» Written instruction:
Put every line of the material below into a Markdown table with two columns, Row and Line, where Row holds each line's number. Leave out blank lines and the pictures.

» Working data:
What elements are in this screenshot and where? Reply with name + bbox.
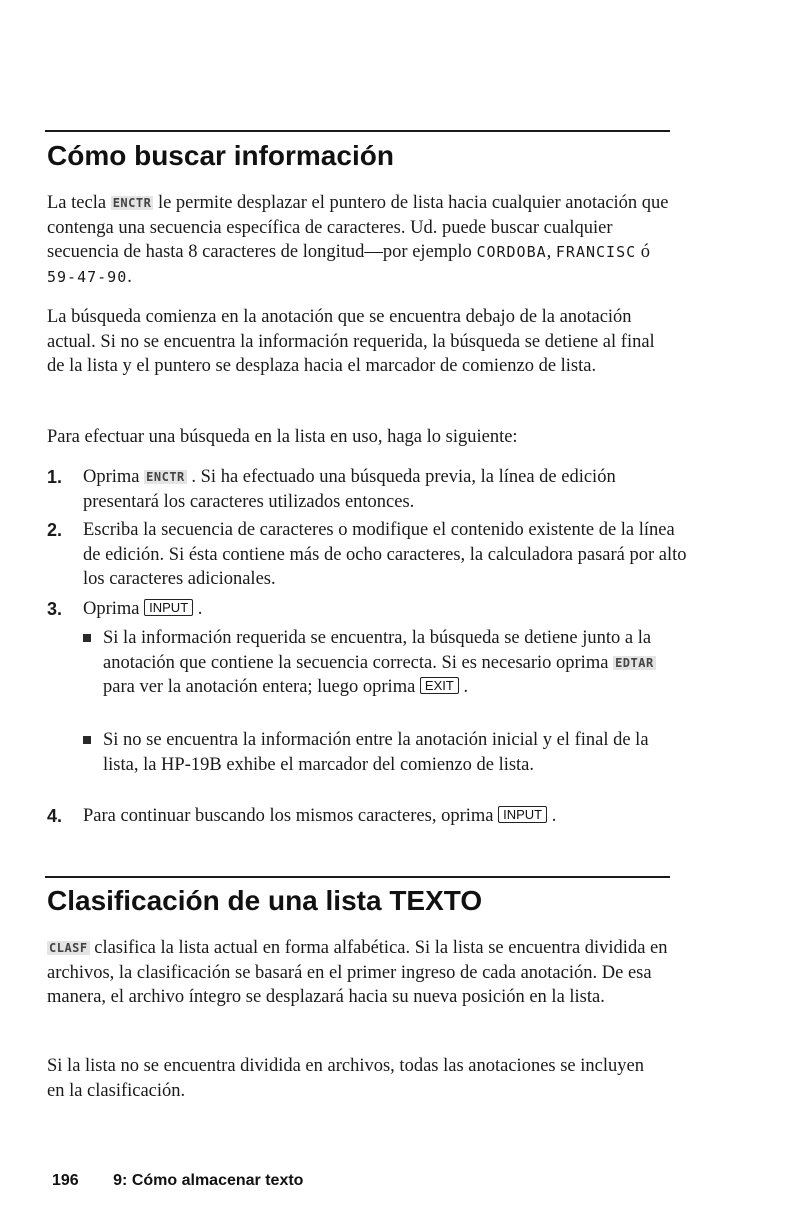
- step-number: 2.: [47, 520, 63, 540]
- section-title-buscar: Cómo buscar información: [47, 140, 394, 171]
- search-start-paragraph: La búsqueda comienza en la anotación que se encuentra debajo de la anotación actual. Si no se encuentra la información requerida, la búsqueda se detiene al final de la lista y el puntero se desplaza hacia el marcador de comienzo de lista.: [47, 307, 655, 376]
- chapter-title: 9: Cómo almacenar texto: [113, 1172, 304, 1189]
- step-text: Oprima: [83, 599, 140, 619]
- intro-end: .: [127, 266, 132, 287]
- example-conjunction: ó: [640, 242, 651, 262]
- page-footer: [52, 1172, 303, 1190]
- step-text: Para continuar buscando los mismos caracteres, oprima: [83, 806, 494, 826]
- step-number: 4.: [47, 806, 63, 826]
- intro-text-2: le permite desplazar el puntero de lista hacia cualquier anotación que contenga una secuencia específica de caracteres. Ud. puede buscar cualquier secuencia de hasta 8 caracteres de longitud—por ejemplo: [47, 193, 669, 262]
- step-text: .: [551, 806, 557, 826]
- bullet-not-found: [83, 728, 683, 777]
- enctr-softkey: ENCTR: [112, 196, 152, 210]
- step-1: [47, 465, 687, 514]
- section-rule-top: [45, 130, 670, 132]
- step-2: [47, 518, 687, 592]
- bullet-text: para ver la anotación entera; luego oprima: [103, 677, 416, 697]
- clasf-softkey: CLASF: [49, 941, 88, 955]
- input-key: INPUT: [144, 599, 193, 616]
- page-number: 196: [52, 1172, 79, 1189]
- example-number: 59-47-90: [47, 267, 128, 286]
- step-4: [47, 804, 687, 829]
- bullet-marker: [83, 736, 91, 744]
- bullet-text: .: [463, 677, 469, 697]
- sort-note-paragraph: Si la lista no se encuentra dividida en archivos, todas las anotaciones se incluyen en la clasificación.: [47, 1056, 644, 1101]
- bullet-found: [83, 626, 683, 700]
- step-text: Escriba la secuencia de caracteres o modifique el contenido existente de la línea de edición. Si ésta contiene más de ocho caracteres, la calculadora pasará por alto los caracteres adicionales.: [83, 520, 687, 589]
- intro-paragraph: [47, 191, 677, 289]
- section-rule-bottom: [45, 876, 670, 878]
- instructions-intro: Para efectuar una búsqueda en la lista en uso, haga lo siguiente:: [47, 427, 518, 447]
- edtar-softkey: EDTAR: [615, 655, 654, 670]
- enctr-softkey: ENCTR: [146, 470, 185, 484]
- example-cordoba: CORDOBA: [476, 243, 547, 261]
- step-text: Oprima: [83, 467, 140, 487]
- sort-paragraph: [47, 936, 677, 1010]
- bullet-text: Si no se encuentra la información entre la anotación inicial y el final de la lista, la HP-19B exhibe el marcador del comienzo de lista.: [103, 730, 649, 775]
- step-number: 1.: [47, 467, 63, 487]
- example-separator: ,: [546, 242, 552, 262]
- input-key: INPUT: [498, 806, 547, 823]
- step-3: [47, 597, 687, 622]
- step-number: 3.: [47, 599, 63, 619]
- step-text: . Si ha efectuado una búsqueda previa, la línea de edición presentará los caracteres utilizados entonces.: [83, 467, 616, 512]
- example-francisc: FRANCISC: [555, 243, 637, 261]
- bullet-text: Si la información requerida se encuentra, la búsqueda se detiene junto a la anotación que contiene la secuencia correcta. Si es necesario oprima: [103, 628, 652, 673]
- step-text: .: [197, 599, 203, 619]
- exit-key: EXIT: [420, 677, 459, 694]
- intro-text-1: La tecla: [47, 193, 107, 213]
- section-title-clasificacion: Clasificación de una lista TEXTO: [47, 885, 483, 916]
- sort-text: clasifica la lista actual en forma alfabética. Si la lista se encuentra dividida en archivos, la clasificación se basará en el primer ingreso de cada anotación. De esa manera, el archivo íntegro se desplazará hacia su nueva posición en la lista.: [47, 938, 668, 1007]
- bullet-marker: [83, 634, 91, 642]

» Result below:
| Row | Line |
|---|---|
| 1 | What elements are in this screenshot and where? Reply with name + bbox. |
| 2 | - step-number: 2.: [47, 520, 63, 540] |
| 3 | - section-title-buscar: Cómo buscar información: [47, 140, 394, 171] |
| 4 | - search-start-paragraph: La búsqueda comienza en la anotación que se encuentra debajo de la anotación actual. Si no se encuentra la información requerida, la búsqueda se detiene al final de la lista y el puntero se desplaza hacia el marcador de comienzo de lista.: [47, 307, 655, 376] |
| 5 | - chapter-title: 9: Cómo almacenar texto: [113, 1172, 304, 1189] |
| 6 | - step-text: Oprima: [83, 599, 140, 619] |
| 7 | - intro-end: .: [127, 266, 132, 287] |
| 8 | - example-conjunction: ó: [640, 242, 651, 262] |
| 9 | - page-footer: [52, 1172, 303, 1190] |
| 10 | - step-text: Para continuar buscando los mismos caracteres, oprima: [83, 806, 494, 826] |
| 11 | - step-number: 4.: [47, 806, 63, 826] |
| 12 | - intro-text-2: le permite desplazar el puntero de lista hacia cualquier anotación que contenga una secuencia específica de caracteres. Ud. puede buscar cualquier secuencia de hasta 8 caracteres de longitud—por ejemplo: [47, 193, 669, 262] |
| 13 | - step-text: .: [551, 806, 557, 826] |
| 14 | - bullet-not-found: [83, 728, 683, 777] |
| 15 | - enctr-softkey: ENCTR: [112, 196, 152, 210] |
| 16 | - step-1: [47, 465, 687, 514] |
| 17 | - section-rule-top: [45, 130, 670, 132] |
| 18 | - step-2: [47, 518, 687, 592] |
| 19 | - bullet-text: para ver la anotación entera; luego oprima: [103, 677, 416, 697] |
| 20 | - clasf-softkey: CLASF: [49, 941, 88, 955] |
| 21 | - input-key: INPUT: [144, 599, 193, 616] |
| 22 | - page-number: 196: [52, 1172, 79, 1189] |
| 23 | - example-number: 59-47-90: [47, 267, 128, 286] |
| 24 | - step-4: [47, 804, 687, 829] |
| 25 | - bullet-marker: [83, 736, 91, 744] |
| 26 | - bullet-text: .: [463, 677, 469, 697] |
| 27 | - sort-note-paragraph: Si la lista no se encuentra dividida en archivos, todas las anotaciones se incluyen en la clasificación.: [47, 1056, 644, 1101] |
| 28 | - bullet-found: [83, 626, 683, 700] |
| 29 | - step-text: Escriba la secuencia de caracteres o modifique el contenido existente de la línea de edición. Si ésta contiene más de ocho caracteres, la calculadora pasará por alto los caracteres adicionales.: [83, 520, 687, 589] |
| 30 | - intro-paragraph: [47, 191, 677, 289] |
| 31 | - section-rule-bottom: [45, 876, 670, 878] |
| 32 | - instructions-intro: Para efectuar una búsqueda en la lista en uso, haga lo siguiente:: [47, 427, 518, 447] |
| 33 | - edtar-softkey: EDTAR: [615, 655, 654, 670] |
| 34 | - enctr-softkey: ENCTR: [146, 470, 185, 484] |
| 35 | - example-cordoba: CORDOBA: [476, 243, 547, 261] |
| 36 | - step-text: Oprima: [83, 467, 140, 487] |
| 37 | - sort-paragraph: [47, 936, 677, 1010] |
| 38 | - bullet-text: Si no se encuentra la información entre la anotación inicial y el final de la lista, la HP-19B exhibe el marcador del comienzo de lista.: [103, 730, 649, 775] |
| 39 | - step-number: 1.: [47, 467, 63, 487] |
| 40 | - example-separator: ,: [546, 242, 552, 262] |
| 41 | - input-key: INPUT: [498, 806, 547, 823] |
| 42 | - step-3: [47, 597, 687, 622] |
| 43 | - step-number: 3.: [47, 599, 63, 619] |
| 44 | - step-text: . Si ha efectuado una búsqueda previa, la línea de edición presentará los caracteres utilizados entonces.: [83, 467, 616, 512] |
| 45 | - example-francisc: FRANCISC: [555, 243, 637, 261] |
| 46 | - bullet-text: Si la información requerida se encuentra, la búsqueda se detiene junto a la anotación que contiene la secuencia correcta. Si es necesario oprima: [103, 628, 652, 673] |
| 47 | - step-text: .: [197, 599, 203, 619] |
| 48 | - exit-key: EXIT: [420, 677, 459, 694] |
| 49 | - intro-text-1: La tecla: [47, 193, 107, 213] |
| 50 | - section-title-clasificacion: Clasificación de una lista TEXTO: [47, 885, 483, 916] |
| 51 | - sort-text: clasifica la lista actual en forma alfabética. Si la lista se encuentra dividida en archivos, la clasificación se basará en el primer ingreso de cada anotación. De esa manera, el archivo íntegro se desplazará hacia su nueva posición en la lista.: [47, 938, 668, 1007] |
| 52 | - bullet-marker: [83, 634, 91, 642] |